------ Dataset

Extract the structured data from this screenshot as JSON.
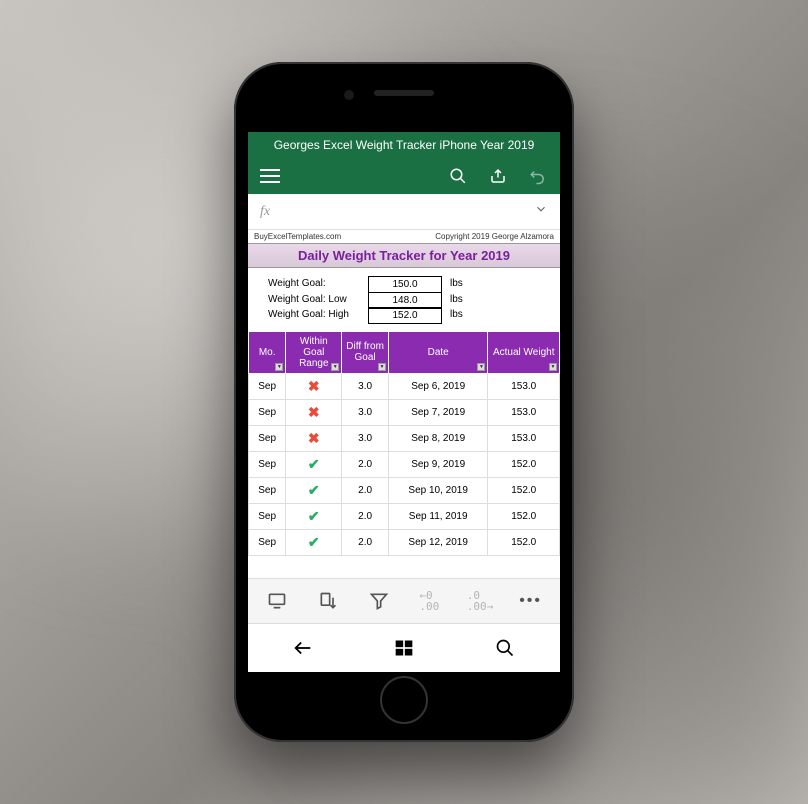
{
  "header": {
    "title": "Georges Excel Weight Tracker iPhone Year 2019"
  },
  "formula": {
    "fx": "fx"
  },
  "sheet": {
    "source": "BuyExcelTemplates.com",
    "copyright": "Copyright 2019  George Alzamora",
    "title": "Daily Weight Tracker for Year 2019"
  },
  "goals": [
    {
      "label": "Weight Goal:",
      "value": "150.0",
      "unit": "lbs"
    },
    {
      "label": "Weight Goal: Low",
      "value": "148.0",
      "unit": "lbs"
    },
    {
      "label": "Weight Goal: High",
      "value": "152.0",
      "unit": "lbs"
    }
  ],
  "columns": {
    "mo": "Mo.",
    "range": "Within Goal Range",
    "diff": "Diff from Goal",
    "date": "Date",
    "weight": "Actual Weight"
  },
  "rows": [
    {
      "mo": "Sep",
      "inRange": false,
      "diff": "3.0",
      "date": "Sep 6, 2019",
      "weight": "153.0"
    },
    {
      "mo": "Sep",
      "inRange": false,
      "diff": "3.0",
      "date": "Sep 7, 2019",
      "weight": "153.0"
    },
    {
      "mo": "Sep",
      "inRange": false,
      "diff": "3.0",
      "date": "Sep 8, 2019",
      "weight": "153.0"
    },
    {
      "mo": "Sep",
      "inRange": true,
      "diff": "2.0",
      "date": "Sep 9, 2019",
      "weight": "152.0"
    },
    {
      "mo": "Sep",
      "inRange": true,
      "diff": "2.0",
      "date": "Sep 10, 2019",
      "weight": "152.0"
    },
    {
      "mo": "Sep",
      "inRange": true,
      "diff": "2.0",
      "date": "Sep 11, 2019",
      "weight": "152.0"
    },
    {
      "mo": "Sep",
      "inRange": true,
      "diff": "2.0",
      "date": "Sep 12, 2019",
      "weight": "152.0"
    }
  ],
  "bottomToolbar": {
    "decimalDecrease": "←0\n.00",
    "decimalIncrease": ".0\n.00→"
  }
}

------------

Directive:
Go through the listing above and return every line where the word "date" occurs.

Result of the exercise:
    "date": "Date",
      "date": "Sep 6, 2019",
      "date": "Sep 7, 2019",
      "date": "Sep 8, 2019",
      "date": "Sep 9, 2019",
      "date": "Sep 10, 2019",
      "date": "Sep 11, 2019",
      "date": "Sep 12, 2019",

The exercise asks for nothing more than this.